▶ **What is required**: Extract each line where the string "JSON" shows up.

▶ **Data to use**:

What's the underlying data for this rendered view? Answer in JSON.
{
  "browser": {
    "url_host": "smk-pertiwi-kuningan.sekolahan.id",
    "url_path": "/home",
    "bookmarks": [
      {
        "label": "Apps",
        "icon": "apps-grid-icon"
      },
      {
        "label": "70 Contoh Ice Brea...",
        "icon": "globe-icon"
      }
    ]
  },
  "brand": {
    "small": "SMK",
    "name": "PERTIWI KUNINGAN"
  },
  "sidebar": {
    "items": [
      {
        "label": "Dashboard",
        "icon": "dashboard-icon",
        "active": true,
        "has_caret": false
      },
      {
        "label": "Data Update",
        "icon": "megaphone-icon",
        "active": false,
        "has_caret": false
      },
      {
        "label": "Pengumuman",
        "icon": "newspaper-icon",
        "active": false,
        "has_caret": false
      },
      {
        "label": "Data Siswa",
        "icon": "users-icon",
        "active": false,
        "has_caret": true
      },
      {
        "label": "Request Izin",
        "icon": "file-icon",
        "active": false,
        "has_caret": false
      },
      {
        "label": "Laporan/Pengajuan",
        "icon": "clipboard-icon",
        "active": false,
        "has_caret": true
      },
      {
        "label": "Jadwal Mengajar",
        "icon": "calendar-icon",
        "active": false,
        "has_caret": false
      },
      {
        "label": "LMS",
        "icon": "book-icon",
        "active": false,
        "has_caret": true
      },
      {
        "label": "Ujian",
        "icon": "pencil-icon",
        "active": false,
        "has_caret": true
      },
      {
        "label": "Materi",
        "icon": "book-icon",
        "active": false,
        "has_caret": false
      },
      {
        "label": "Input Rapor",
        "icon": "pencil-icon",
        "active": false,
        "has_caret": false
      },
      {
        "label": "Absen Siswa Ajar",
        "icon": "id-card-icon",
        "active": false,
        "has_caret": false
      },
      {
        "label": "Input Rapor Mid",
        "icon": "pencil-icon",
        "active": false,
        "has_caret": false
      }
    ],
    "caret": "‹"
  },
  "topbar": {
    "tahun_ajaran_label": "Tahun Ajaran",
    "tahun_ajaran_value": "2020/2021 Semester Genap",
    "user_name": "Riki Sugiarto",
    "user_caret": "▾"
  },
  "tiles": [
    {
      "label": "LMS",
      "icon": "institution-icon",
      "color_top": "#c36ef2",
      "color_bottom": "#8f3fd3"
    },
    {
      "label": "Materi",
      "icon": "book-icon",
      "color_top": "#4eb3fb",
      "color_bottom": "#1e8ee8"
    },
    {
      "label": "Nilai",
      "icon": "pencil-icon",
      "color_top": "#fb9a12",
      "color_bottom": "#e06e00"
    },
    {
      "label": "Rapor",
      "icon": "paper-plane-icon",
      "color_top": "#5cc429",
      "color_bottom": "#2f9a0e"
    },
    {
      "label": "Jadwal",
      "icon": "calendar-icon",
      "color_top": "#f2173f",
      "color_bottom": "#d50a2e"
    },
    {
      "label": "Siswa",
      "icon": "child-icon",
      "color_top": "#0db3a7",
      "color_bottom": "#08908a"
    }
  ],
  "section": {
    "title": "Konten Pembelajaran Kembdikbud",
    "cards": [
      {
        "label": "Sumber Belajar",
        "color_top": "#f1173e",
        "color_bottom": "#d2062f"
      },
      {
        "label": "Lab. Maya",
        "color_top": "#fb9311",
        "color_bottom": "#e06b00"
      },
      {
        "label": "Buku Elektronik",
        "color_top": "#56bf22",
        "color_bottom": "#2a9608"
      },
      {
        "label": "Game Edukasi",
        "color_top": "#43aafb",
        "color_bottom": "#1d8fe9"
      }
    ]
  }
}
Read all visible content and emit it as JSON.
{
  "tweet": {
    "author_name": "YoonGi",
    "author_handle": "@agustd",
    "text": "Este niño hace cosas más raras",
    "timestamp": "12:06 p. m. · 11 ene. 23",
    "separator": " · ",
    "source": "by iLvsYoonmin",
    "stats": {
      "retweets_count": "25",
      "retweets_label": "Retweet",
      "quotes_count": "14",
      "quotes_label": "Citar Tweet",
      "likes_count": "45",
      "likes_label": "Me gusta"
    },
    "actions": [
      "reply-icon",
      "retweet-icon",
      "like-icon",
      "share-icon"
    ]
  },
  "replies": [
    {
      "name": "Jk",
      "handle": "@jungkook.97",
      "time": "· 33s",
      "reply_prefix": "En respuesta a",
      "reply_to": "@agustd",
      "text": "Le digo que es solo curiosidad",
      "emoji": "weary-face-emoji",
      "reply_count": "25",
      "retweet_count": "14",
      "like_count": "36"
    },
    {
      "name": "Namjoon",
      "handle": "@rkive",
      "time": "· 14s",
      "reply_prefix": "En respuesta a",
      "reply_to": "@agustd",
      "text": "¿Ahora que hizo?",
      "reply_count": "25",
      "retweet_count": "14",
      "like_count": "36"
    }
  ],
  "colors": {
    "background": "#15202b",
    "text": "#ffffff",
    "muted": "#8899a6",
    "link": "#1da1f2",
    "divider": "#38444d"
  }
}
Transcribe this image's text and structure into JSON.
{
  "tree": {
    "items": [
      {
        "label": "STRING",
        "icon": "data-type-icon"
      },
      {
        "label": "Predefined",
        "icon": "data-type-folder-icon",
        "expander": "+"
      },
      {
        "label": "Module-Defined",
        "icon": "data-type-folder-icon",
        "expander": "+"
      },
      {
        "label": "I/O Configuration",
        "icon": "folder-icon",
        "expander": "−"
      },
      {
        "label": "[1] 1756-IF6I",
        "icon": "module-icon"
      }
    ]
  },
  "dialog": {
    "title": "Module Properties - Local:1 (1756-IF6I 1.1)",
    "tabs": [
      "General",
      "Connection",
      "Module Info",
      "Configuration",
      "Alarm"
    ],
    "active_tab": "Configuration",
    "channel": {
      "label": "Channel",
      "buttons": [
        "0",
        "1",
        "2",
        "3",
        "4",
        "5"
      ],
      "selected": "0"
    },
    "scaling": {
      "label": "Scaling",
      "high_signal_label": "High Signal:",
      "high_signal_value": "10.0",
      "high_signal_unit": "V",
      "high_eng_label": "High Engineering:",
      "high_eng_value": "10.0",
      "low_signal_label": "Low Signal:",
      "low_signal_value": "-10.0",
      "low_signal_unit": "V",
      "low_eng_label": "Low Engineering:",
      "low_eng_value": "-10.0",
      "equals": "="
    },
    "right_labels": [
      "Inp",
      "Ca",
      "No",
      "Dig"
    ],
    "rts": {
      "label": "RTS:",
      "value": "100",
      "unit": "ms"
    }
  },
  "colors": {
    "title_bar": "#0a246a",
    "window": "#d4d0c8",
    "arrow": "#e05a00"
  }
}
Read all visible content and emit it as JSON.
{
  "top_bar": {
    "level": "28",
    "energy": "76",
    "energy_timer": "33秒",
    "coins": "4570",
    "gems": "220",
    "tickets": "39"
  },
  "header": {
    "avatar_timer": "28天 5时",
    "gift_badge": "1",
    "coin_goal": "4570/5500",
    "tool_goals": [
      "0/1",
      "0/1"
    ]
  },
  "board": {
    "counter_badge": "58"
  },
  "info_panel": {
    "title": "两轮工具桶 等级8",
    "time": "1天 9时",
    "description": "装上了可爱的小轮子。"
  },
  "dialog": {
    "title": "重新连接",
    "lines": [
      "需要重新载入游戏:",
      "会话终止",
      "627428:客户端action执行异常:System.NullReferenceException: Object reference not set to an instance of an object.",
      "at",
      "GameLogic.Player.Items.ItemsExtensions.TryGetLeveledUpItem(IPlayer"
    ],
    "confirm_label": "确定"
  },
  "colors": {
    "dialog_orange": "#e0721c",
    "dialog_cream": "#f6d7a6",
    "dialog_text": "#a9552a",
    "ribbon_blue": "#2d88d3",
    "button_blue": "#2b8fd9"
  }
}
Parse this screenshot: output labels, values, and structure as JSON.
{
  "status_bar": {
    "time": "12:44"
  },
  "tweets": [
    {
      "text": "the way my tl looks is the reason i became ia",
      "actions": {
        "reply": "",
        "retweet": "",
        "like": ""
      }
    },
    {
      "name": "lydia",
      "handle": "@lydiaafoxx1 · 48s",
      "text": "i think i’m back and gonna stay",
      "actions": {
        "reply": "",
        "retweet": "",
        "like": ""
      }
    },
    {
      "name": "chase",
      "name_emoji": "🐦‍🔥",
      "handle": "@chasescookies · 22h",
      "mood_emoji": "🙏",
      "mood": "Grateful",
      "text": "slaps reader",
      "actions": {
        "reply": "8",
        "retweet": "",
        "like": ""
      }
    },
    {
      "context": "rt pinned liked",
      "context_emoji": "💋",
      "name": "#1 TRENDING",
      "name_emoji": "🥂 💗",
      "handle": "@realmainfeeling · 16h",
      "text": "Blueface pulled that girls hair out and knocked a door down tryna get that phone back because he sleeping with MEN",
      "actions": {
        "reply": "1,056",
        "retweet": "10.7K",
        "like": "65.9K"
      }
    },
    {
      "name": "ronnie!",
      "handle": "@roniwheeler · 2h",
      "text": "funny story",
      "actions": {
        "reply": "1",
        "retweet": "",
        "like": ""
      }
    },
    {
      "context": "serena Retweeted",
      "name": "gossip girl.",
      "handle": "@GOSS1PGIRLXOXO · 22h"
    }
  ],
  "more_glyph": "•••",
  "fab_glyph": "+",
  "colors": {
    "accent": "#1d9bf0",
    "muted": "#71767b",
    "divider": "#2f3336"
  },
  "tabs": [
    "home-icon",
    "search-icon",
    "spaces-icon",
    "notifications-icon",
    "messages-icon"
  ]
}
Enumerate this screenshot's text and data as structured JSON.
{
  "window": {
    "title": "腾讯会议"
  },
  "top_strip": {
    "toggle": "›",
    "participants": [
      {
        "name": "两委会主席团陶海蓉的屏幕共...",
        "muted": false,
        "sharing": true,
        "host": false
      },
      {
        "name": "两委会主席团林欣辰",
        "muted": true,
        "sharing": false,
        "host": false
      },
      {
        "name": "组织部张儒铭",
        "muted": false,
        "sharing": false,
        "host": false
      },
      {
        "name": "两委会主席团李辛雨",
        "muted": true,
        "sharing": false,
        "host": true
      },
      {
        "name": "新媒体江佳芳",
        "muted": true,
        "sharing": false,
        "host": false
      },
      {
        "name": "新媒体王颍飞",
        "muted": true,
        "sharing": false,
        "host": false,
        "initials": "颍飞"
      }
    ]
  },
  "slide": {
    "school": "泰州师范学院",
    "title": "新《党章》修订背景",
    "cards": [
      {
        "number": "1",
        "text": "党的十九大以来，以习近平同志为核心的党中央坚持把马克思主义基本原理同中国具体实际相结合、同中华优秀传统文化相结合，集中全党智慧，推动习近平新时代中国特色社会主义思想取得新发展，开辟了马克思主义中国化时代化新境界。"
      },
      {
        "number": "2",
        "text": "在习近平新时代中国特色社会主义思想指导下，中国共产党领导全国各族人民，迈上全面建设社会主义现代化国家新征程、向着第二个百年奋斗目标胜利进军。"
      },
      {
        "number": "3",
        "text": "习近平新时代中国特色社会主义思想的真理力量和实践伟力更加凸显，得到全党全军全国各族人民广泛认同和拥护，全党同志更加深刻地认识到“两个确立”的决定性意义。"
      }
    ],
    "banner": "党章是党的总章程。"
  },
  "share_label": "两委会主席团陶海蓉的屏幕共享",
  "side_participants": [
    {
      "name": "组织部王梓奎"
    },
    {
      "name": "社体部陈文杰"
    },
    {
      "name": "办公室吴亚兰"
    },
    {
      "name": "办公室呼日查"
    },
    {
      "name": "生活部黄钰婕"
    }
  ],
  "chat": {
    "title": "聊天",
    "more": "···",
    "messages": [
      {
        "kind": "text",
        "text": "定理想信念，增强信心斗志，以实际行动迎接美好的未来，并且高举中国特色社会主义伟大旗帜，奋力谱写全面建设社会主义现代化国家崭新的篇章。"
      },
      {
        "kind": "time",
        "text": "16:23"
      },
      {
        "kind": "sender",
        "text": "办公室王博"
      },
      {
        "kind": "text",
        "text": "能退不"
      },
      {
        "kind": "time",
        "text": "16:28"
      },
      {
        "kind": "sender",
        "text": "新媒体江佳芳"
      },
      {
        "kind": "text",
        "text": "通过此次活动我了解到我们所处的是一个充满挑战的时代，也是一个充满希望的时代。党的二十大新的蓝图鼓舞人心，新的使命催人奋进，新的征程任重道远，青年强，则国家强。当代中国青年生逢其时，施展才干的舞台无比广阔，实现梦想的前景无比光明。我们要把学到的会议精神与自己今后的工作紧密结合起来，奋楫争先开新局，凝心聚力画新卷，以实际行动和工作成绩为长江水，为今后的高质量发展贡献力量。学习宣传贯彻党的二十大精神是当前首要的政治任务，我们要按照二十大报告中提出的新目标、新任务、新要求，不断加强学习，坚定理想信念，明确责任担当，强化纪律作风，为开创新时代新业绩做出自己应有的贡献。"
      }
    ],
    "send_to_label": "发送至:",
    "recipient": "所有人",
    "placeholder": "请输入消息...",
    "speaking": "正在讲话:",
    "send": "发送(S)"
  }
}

▶ **Solution to this problem**:
What's the underlying data for this rendered view? Answer in JSON.
Read all visible content and emit it as JSON.
Transcribe this image's text and structure into JSON.
Read all visible content and emit it as JSON.
Parse this screenshot: output labels, values, and structure as JSON.
Enumerate this screenshot's text and data as structured JSON.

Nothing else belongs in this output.